▶ [EXERCISE INPUT]

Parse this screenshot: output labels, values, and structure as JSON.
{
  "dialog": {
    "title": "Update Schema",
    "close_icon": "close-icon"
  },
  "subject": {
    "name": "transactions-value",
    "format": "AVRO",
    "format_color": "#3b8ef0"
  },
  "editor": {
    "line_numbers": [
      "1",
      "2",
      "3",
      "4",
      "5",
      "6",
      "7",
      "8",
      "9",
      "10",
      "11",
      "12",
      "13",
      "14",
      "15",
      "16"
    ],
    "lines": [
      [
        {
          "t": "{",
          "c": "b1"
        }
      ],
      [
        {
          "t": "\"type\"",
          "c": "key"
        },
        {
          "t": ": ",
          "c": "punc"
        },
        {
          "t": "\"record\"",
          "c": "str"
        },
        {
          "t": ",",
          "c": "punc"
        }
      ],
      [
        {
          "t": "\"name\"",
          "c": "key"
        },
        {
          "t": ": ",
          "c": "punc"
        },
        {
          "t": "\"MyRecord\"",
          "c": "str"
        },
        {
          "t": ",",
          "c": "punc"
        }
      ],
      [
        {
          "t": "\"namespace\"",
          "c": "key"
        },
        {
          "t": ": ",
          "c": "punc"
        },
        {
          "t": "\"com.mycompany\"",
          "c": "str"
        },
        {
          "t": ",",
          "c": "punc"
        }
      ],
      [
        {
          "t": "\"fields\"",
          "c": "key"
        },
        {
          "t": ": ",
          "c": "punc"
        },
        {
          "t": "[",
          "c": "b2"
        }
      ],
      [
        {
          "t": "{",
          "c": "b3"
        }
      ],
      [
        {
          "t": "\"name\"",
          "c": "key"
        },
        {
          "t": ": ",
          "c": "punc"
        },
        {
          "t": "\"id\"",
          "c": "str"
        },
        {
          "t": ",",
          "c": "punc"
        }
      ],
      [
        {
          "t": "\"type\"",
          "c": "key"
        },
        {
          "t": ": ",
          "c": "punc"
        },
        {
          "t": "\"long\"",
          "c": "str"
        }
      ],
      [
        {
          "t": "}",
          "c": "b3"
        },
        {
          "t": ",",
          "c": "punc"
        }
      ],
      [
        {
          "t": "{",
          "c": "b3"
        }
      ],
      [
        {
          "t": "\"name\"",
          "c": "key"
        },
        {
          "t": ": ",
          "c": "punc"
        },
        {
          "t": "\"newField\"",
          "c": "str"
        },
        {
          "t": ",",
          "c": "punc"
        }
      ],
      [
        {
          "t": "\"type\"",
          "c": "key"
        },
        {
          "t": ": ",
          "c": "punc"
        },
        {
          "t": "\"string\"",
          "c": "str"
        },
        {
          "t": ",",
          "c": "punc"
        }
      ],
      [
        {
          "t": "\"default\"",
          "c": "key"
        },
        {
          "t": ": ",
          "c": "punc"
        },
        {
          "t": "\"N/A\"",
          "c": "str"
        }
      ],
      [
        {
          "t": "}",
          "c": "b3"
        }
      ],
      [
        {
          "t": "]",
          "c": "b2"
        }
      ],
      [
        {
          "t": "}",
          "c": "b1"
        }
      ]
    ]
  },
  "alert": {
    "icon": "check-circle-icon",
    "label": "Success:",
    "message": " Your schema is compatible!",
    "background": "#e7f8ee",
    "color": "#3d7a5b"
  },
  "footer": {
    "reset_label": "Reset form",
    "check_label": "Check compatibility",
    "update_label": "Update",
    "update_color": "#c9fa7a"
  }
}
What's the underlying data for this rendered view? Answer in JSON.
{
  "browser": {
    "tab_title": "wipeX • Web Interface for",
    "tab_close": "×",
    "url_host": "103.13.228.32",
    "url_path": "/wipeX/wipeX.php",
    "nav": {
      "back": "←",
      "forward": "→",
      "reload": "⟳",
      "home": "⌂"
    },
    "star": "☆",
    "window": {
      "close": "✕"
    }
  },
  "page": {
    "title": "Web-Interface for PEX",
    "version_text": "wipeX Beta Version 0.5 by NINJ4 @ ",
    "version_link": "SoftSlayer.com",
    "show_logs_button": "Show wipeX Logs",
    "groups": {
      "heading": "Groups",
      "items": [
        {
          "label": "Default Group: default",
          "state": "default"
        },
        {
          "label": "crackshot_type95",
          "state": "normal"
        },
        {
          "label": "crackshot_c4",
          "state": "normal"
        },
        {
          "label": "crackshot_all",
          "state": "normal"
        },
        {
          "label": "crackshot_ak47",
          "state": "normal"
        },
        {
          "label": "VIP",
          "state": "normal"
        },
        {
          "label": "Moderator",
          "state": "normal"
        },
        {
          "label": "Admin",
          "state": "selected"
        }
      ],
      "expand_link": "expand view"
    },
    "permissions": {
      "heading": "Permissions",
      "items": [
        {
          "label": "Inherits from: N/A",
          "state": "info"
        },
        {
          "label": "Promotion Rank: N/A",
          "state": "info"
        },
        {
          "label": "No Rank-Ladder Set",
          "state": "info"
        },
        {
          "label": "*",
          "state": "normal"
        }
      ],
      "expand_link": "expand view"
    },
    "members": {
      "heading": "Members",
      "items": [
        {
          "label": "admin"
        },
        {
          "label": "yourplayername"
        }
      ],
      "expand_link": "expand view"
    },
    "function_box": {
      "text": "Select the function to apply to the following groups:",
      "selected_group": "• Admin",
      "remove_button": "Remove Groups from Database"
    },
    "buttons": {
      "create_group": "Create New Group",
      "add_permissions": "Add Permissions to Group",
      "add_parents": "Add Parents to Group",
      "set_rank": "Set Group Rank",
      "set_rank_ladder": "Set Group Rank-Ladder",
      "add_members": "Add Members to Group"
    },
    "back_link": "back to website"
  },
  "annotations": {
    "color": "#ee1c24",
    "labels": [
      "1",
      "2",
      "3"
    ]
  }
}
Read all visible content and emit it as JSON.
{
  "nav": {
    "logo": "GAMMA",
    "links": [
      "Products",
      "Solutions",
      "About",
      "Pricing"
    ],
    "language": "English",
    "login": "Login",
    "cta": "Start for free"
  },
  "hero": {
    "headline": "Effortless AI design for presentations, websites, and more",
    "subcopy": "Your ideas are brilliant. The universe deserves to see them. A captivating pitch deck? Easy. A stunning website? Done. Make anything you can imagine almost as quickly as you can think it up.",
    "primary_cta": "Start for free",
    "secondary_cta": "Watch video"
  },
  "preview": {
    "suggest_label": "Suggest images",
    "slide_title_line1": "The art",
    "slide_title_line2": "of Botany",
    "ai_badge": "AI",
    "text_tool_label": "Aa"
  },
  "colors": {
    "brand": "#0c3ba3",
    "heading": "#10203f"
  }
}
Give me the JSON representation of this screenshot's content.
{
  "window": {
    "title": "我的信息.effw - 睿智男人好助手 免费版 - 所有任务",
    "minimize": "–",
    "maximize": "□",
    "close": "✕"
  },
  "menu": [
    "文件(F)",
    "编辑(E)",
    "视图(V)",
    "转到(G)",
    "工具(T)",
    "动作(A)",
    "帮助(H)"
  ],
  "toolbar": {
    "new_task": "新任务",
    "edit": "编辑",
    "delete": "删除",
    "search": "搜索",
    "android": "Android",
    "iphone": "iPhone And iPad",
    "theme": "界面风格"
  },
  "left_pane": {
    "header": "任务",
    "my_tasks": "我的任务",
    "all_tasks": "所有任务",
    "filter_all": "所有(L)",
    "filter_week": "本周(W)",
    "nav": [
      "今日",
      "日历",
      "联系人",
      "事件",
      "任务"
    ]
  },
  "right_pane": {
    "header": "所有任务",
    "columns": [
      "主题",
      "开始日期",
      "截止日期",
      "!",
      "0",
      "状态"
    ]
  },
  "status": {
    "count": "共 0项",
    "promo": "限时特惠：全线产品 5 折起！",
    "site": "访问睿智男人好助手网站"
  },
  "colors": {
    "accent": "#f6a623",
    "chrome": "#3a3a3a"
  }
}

▶ [AIM]
Using the data above, output each line exactly.

▶ [OUTPUT FOR THIS TASK]
Parse this screenshot: output labels, values, and structure as JSON.
{
  "dialog": {
    "title": "Update Schema",
    "close_icon": "close-icon"
  },
  "subject": {
    "name": "transactions-value",
    "format": "AVRO",
    "format_color": "#3b8ef0"
  },
  "editor": {
    "line_numbers": [
      "1",
      "2",
      "3",
      "4",
      "5",
      "6",
      "7",
      "8",
      "9",
      "10",
      "11",
      "12",
      "13",
      "14",
      "15",
      "16"
    ],
    "lines": [
      [
        {
          "t": "{",
          "c": "b1"
        }
      ],
      [
        {
          "t": "\"type\"",
          "c": "key"
        },
        {
          "t": ": ",
          "c": "punc"
        },
        {
          "t": "\"record\"",
          "c": "str"
        },
        {
          "t": ",",
          "c": "punc"
        }
      ],
      [
        {
          "t": "\"name\"",
          "c": "key"
        },
        {
          "t": ": ",
          "c": "punc"
        },
        {
          "t": "\"MyRecord\"",
          "c": "str"
        },
        {
          "t": ",",
          "c": "punc"
        }
      ],
      [
        {
          "t": "\"namespace\"",
          "c": "key"
        },
        {
          "t": ": ",
          "c": "punc"
        },
        {
          "t": "\"com.mycompany\"",
          "c": "str"
        },
        {
          "t": ",",
          "c": "punc"
        }
      ],
      [
        {
          "t": "\"fields\"",
          "c": "key"
        },
        {
          "t": ": ",
          "c": "punc"
        },
        {
          "t": "[",
          "c": "b2"
        }
      ],
      [
        {
          "t": "{",
          "c": "b3"
        }
      ],
      [
        {
          "t": "\"name\"",
          "c": "key"
        },
        {
          "t": ": ",
          "c": "punc"
        },
        {
          "t": "\"id\"",
          "c": "str"
        },
        {
          "t": ",",
          "c": "punc"
        }
      ],
      [
        {
          "t": "\"type\"",
          "c": "key"
        },
        {
          "t": ": ",
          "c": "punc"
        },
        {
          "t": "\"long\"",
          "c": "str"
        }
      ],
      [
        {
          "t": "}",
          "c": "b3"
        },
        {
          "t": ",",
          "c": "punc"
        }
      ],
      [
        {
          "t": "{",
          "c": "b3"
        }
      ],
      [
        {
          "t": "\"name\"",
          "c": "key"
        },
        {
          "t": ": ",
          "c": "punc"
        },
        {
          "t": "\"newField\"",
          "c": "str"
        },
        {
          "t": ",",
          "c": "punc"
        }
      ],
      [
        {
          "t": "\"type\"",
          "c": "key"
        },
        {
          "t": ": ",
          "c": "punc"
        },
        {
          "t": "\"string\"",
          "c": "str"
        },
        {
          "t": ",",
          "c": "punc"
        }
      ],
      [
        {
          "t": "\"default\"",
          "c": "key"
        },
        {
          "t": ": ",
          "c": "punc"
        },
        {
          "t": "\"N/A\"",
          "c": "str"
        }
      ],
      [
        {
          "t": "}",
          "c": "b3"
        }
      ],
      [
        {
          "t": "]",
          "c": "b2"
        }
      ],
      [
        {
          "t": "}",
          "c": "b1"
        }
      ]
    ]
  },
  "alert": {
    "icon": "check-circle-icon",
    "label": "Success:",
    "message": " Your schema is compatible!",
    "background": "#e7f8ee",
    "color": "#3d7a5b"
  },
  "footer": {
    "reset_label": "Reset form",
    "check_label": "Check compatibility",
    "update_label": "Update",
    "update_color": "#c9fa7a"
  }
}
What's the underlying data for this rendered view? Answer in JSON.
{
  "browser": {
    "tab_title": "wipeX • Web Interface for",
    "tab_close": "×",
    "url_host": "103.13.228.32",
    "url_path": "/wipeX/wipeX.php",
    "nav": {
      "back": "←",
      "forward": "→",
      "reload": "⟳",
      "home": "⌂"
    },
    "star": "☆",
    "window": {
      "close": "✕"
    }
  },
  "page": {
    "title": "Web-Interface for PEX",
    "version_text": "wipeX Beta Version 0.5 by NINJ4 @ ",
    "version_link": "SoftSlayer.com",
    "show_logs_button": "Show wipeX Logs",
    "groups": {
      "heading": "Groups",
      "items": [
        {
          "label": "Default Group: default",
          "state": "default"
        },
        {
          "label": "crackshot_type95",
          "state": "normal"
        },
        {
          "label": "crackshot_c4",
          "state": "normal"
        },
        {
          "label": "crackshot_all",
          "state": "normal"
        },
        {
          "label": "crackshot_ak47",
          "state": "normal"
        },
        {
          "label": "VIP",
          "state": "normal"
        },
        {
          "label": "Moderator",
          "state": "normal"
        },
        {
          "label": "Admin",
          "state": "selected"
        }
      ],
      "expand_link": "expand view"
    },
    "permissions": {
      "heading": "Permissions",
      "items": [
        {
          "label": "Inherits from: N/A",
          "state": "info"
        },
        {
          "label": "Promotion Rank: N/A",
          "state": "info"
        },
        {
          "label": "No Rank-Ladder Set",
          "state": "info"
        },
        {
          "label": "*",
          "state": "normal"
        }
      ],
      "expand_link": "expand view"
    },
    "members": {
      "heading": "Members",
      "items": [
        {
          "label": "admin"
        },
        {
          "label": "yourplayername"
        }
      ],
      "expand_link": "expand view"
    },
    "function_box": {
      "text": "Select the function to apply to the following groups:",
      "selected_group": "• Admin",
      "remove_button": "Remove Groups from Database"
    },
    "buttons": {
      "create_group": "Create New Group",
      "add_permissions": "Add Permissions to Group",
      "add_parents": "Add Parents to Group",
      "set_rank": "Set Group Rank",
      "set_rank_ladder": "Set Group Rank-Ladder",
      "add_members": "Add Members to Group"
    },
    "back_link": "back to website"
  },
  "annotations": {
    "color": "#ee1c24",
    "labels": [
      "1",
      "2",
      "3"
    ]
  }
}
Read all visible content and emit it as JSON.
{
  "nav": {
    "logo": "GAMMA",
    "links": [
      "Products",
      "Solutions",
      "About",
      "Pricing"
    ],
    "language": "English",
    "login": "Login",
    "cta": "Start for free"
  },
  "hero": {
    "headline": "Effortless AI design for presentations, websites, and more",
    "subcopy": "Your ideas are brilliant. The universe deserves to see them. A captivating pitch deck? Easy. A stunning website? Done. Make anything you can imagine almost as quickly as you can think it up.",
    "primary_cta": "Start for free",
    "secondary_cta": "Watch video"
  },
  "preview": {
    "suggest_label": "Suggest images",
    "slide_title_line1": "The art",
    "slide_title_line2": "of Botany",
    "ai_badge": "AI",
    "text_tool_label": "Aa"
  },
  "colors": {
    "brand": "#0c3ba3",
    "heading": "#10203f"
  }
}
Give me the JSON representation of this screenshot's content.
{
  "window": {
    "title": "我的信息.effw - 睿智男人好助手 免费版 - 所有任务",
    "minimize": "–",
    "maximize": "□",
    "close": "✕"
  },
  "menu": [
    "文件(F)",
    "编辑(E)",
    "视图(V)",
    "转到(G)",
    "工具(T)",
    "动作(A)",
    "帮助(H)"
  ],
  "toolbar": {
    "new_task": "新任务",
    "edit": "编辑",
    "delete": "删除",
    "search": "搜索",
    "android": "Android",
    "iphone": "iPhone And iPad",
    "theme": "界面风格"
  },
  "left_pane": {
    "header": "任务",
    "my_tasks": "我的任务",
    "all_tasks": "所有任务",
    "filter_all": "所有(L)",
    "filter_week": "本周(W)",
    "nav": [
      "今日",
      "日历",
      "联系人",
      "事件",
      "任务"
    ]
  },
  "right_pane": {
    "header": "所有任务",
    "columns": [
      "主题",
      "开始日期",
      "截止日期",
      "!",
      "0",
      "状态"
    ]
  },
  "status": {
    "count": "共 0项",
    "promo": "限时特惠：全线产品 5 折起！",
    "site": "访问睿智男人好助手网站"
  },
  "colors": {
    "accent": "#f6a623",
    "chrome": "#3a3a3a"
  }
}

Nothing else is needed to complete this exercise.